*Task instructions*
In the copy, keep every record exact and leave out all images.

## begin

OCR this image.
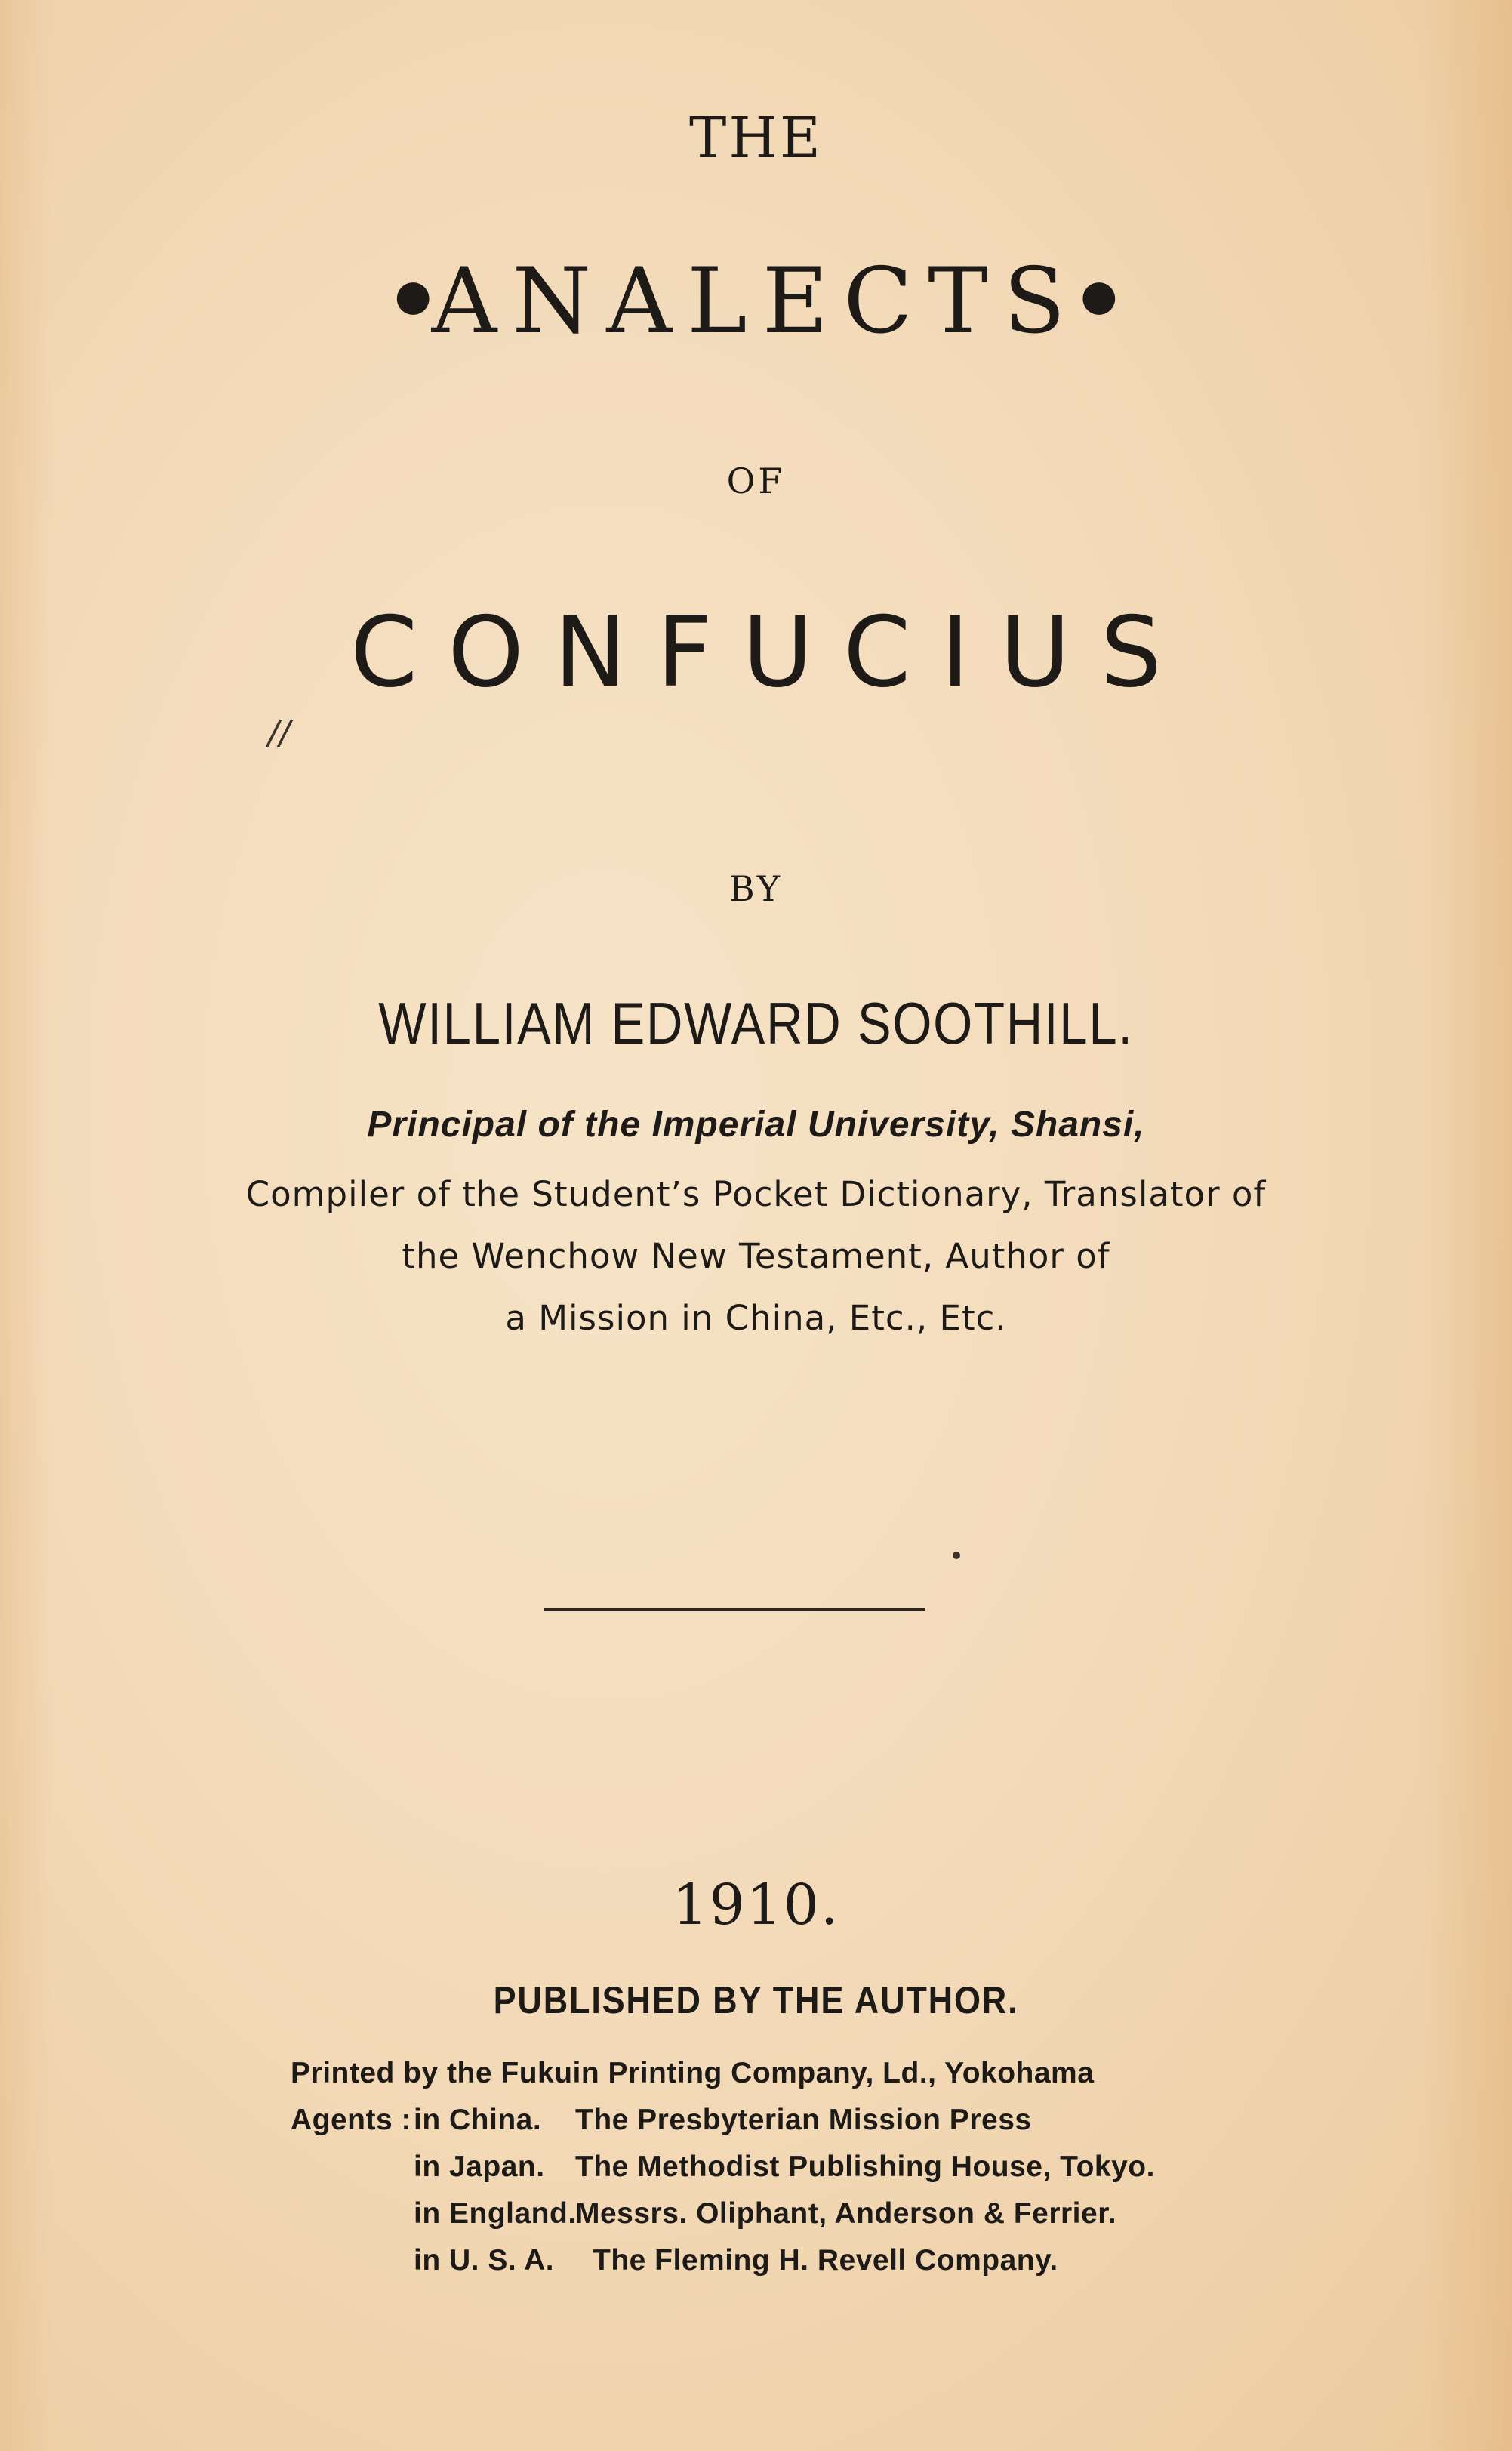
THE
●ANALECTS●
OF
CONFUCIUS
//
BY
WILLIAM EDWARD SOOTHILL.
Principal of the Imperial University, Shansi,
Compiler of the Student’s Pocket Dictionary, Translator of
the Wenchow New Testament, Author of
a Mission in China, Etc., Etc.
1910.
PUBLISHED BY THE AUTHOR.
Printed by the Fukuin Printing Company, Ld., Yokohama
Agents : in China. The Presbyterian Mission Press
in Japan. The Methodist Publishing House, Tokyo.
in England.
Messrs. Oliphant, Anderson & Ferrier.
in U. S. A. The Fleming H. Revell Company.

## end

*Solution for this problem*
OCR this image.
THE
●ANALECTS●
OF
CONFUCIUS
//
BY
WILLIAM EDWARD SOOTHILL.
Principal of the Imperial University, Shansi,
Compiler of the Student’s Pocket Dictionary, Translator of
the Wenchow New Testament, Author of
a Mission in China, Etc., Etc.
1910.
PUBLISHED BY THE AUTHOR.
Printed by the Fukuin Printing Company, Ld., Yokohama
Agents : in China. The Presbyterian Mission Press
in Japan. The Methodist Publishing House, Tokyo.
in England.
Messrs. Oliphant, Anderson & Ferrier.
in U. S. A. The Fleming H. Revell Company.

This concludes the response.